-- begin ITEMS --

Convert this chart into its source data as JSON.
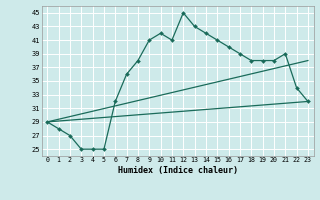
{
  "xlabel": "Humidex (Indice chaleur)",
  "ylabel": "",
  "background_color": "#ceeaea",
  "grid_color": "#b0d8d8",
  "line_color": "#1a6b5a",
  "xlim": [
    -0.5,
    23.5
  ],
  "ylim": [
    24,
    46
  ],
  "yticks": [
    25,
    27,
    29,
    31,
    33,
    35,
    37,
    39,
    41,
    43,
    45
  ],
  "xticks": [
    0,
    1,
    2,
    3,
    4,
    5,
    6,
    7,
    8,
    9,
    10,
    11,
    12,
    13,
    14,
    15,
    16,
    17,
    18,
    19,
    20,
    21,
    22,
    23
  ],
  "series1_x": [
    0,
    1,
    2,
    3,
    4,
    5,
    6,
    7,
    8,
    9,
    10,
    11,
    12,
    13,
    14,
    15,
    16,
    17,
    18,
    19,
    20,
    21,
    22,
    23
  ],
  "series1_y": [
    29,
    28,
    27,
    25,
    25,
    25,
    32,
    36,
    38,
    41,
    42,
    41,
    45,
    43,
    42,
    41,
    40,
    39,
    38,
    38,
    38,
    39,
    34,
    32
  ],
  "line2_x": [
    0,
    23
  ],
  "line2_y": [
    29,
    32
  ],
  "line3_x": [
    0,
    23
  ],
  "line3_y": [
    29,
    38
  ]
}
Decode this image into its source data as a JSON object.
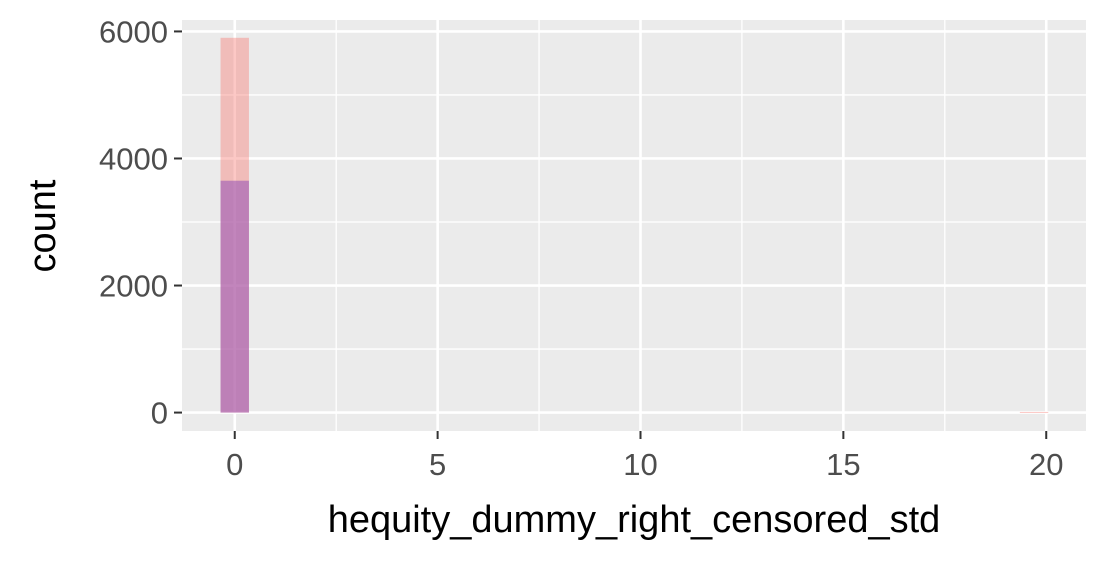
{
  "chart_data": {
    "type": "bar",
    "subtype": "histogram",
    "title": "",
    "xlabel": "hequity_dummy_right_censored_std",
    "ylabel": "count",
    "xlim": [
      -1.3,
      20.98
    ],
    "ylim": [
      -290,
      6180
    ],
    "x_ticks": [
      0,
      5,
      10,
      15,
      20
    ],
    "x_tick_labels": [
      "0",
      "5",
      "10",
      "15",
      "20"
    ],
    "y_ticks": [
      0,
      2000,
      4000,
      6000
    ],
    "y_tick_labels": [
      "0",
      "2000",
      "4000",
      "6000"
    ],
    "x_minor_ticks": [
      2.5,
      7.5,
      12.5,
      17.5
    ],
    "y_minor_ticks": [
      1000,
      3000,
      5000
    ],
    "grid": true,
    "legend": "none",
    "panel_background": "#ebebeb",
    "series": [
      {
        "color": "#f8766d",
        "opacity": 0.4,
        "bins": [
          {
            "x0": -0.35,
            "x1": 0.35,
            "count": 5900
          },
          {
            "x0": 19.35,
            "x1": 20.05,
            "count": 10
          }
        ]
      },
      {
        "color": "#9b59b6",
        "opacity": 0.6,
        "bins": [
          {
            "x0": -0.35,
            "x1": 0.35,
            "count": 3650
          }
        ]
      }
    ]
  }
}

-- end ITEMS --
-- begin ITEMS --

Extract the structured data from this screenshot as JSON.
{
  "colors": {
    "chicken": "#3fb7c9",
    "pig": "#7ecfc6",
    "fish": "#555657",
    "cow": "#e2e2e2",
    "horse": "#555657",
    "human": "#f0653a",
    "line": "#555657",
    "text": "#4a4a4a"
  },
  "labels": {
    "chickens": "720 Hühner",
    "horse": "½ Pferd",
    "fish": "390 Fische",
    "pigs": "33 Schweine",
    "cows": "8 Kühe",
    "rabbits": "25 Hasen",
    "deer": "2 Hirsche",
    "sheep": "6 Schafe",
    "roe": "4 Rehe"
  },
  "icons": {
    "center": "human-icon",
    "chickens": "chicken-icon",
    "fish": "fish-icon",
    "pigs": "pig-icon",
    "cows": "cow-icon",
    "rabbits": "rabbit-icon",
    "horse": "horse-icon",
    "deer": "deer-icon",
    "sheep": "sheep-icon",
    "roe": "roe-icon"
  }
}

-- end ITEMS --

> [YOUR TASK]: Copy every line above that holds the word "horse".

> [COMPLETED TASK]:
    "horse": "#555657",
    "horse": "½ Pferd",
    "horse": "horse-icon",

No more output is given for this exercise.